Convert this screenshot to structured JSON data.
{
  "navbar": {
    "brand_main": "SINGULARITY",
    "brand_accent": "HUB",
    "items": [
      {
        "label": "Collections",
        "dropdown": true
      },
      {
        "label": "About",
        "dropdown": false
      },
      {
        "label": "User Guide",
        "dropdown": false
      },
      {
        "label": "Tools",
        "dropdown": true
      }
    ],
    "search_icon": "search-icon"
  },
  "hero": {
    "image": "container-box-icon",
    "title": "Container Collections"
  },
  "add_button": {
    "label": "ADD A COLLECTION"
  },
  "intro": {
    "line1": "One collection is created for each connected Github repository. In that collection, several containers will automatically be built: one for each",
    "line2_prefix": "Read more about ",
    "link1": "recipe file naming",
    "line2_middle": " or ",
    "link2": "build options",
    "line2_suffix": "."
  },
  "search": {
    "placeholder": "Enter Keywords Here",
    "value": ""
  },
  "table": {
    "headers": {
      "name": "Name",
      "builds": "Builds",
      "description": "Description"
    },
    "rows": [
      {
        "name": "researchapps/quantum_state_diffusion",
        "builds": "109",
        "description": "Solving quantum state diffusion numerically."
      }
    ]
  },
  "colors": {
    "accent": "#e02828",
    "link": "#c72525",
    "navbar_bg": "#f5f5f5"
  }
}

Prompt: Restate each record exactly as written.

Result:
Convert this screenshot to structured JSON data.
{
  "navbar": {
    "brand_main": "SINGULARITY",
    "brand_accent": "HUB",
    "items": [
      {
        "label": "Collections",
        "dropdown": true
      },
      {
        "label": "About",
        "dropdown": false
      },
      {
        "label": "User Guide",
        "dropdown": false
      },
      {
        "label": "Tools",
        "dropdown": true
      }
    ],
    "search_icon": "search-icon"
  },
  "hero": {
    "image": "container-box-icon",
    "title": "Container Collections"
  },
  "add_button": {
    "label": "ADD A COLLECTION"
  },
  "intro": {
    "line1": "One collection is created for each connected Github repository. In that collection, several containers will automatically be built: one for each",
    "line2_prefix": "Read more about ",
    "link1": "recipe file naming",
    "line2_middle": " or ",
    "link2": "build options",
    "line2_suffix": "."
  },
  "search": {
    "placeholder": "Enter Keywords Here",
    "value": ""
  },
  "table": {
    "headers": {
      "name": "Name",
      "builds": "Builds",
      "description": "Description"
    },
    "rows": [
      {
        "name": "researchapps/quantum_state_diffusion",
        "builds": "109",
        "description": "Solving quantum state diffusion numerically."
      }
    ]
  },
  "colors": {
    "accent": "#e02828",
    "link": "#c72525",
    "navbar_bg": "#f5f5f5"
  }
}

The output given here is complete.